Direction |
Search the records below for the word "plain" and show every line where it occurs.

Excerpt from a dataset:

___

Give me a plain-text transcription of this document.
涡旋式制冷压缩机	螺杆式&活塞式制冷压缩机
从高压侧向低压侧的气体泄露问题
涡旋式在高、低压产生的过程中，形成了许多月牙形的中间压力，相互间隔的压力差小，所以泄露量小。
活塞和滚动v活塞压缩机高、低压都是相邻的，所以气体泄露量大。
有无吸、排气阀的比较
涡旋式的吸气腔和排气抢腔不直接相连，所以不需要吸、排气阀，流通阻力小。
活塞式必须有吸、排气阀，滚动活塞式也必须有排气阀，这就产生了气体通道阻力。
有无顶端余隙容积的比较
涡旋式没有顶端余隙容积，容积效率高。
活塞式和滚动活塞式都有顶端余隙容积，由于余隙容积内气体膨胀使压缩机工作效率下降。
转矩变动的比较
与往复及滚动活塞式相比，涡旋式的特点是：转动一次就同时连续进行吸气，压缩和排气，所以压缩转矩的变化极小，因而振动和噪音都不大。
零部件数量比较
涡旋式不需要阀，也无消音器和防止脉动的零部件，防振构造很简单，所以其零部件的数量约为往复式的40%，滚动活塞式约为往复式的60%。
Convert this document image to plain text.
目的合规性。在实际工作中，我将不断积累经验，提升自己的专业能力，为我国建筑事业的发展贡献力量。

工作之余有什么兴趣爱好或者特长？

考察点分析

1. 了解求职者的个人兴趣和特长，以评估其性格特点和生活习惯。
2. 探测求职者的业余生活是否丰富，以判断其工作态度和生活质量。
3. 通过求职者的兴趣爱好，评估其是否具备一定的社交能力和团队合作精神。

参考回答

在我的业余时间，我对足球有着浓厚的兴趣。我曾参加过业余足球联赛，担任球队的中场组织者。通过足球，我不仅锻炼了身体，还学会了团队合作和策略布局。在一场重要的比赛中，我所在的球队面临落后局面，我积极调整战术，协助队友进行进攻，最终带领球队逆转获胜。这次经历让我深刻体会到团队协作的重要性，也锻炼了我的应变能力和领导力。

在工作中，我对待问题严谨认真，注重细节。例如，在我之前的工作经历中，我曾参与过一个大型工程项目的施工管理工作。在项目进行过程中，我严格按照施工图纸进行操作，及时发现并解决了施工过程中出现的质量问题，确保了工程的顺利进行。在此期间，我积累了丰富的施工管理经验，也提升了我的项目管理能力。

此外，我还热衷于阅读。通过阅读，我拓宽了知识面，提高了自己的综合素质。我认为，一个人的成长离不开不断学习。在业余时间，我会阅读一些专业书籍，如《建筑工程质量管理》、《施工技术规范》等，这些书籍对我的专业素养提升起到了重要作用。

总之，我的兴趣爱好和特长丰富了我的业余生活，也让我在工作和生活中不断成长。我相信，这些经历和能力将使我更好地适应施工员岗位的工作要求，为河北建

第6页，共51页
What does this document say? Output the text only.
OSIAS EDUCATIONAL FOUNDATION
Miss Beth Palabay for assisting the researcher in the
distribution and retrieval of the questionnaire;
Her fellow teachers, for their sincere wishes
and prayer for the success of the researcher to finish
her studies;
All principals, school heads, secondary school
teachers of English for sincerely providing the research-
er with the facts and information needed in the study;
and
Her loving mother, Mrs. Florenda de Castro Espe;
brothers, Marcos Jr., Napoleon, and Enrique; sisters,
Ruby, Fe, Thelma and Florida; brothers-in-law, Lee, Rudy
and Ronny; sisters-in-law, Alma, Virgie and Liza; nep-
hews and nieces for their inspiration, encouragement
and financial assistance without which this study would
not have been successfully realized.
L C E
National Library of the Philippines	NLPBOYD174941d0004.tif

___

Task solution |
Give me a plain-text transcription of this document.
Convert this document image to plain text.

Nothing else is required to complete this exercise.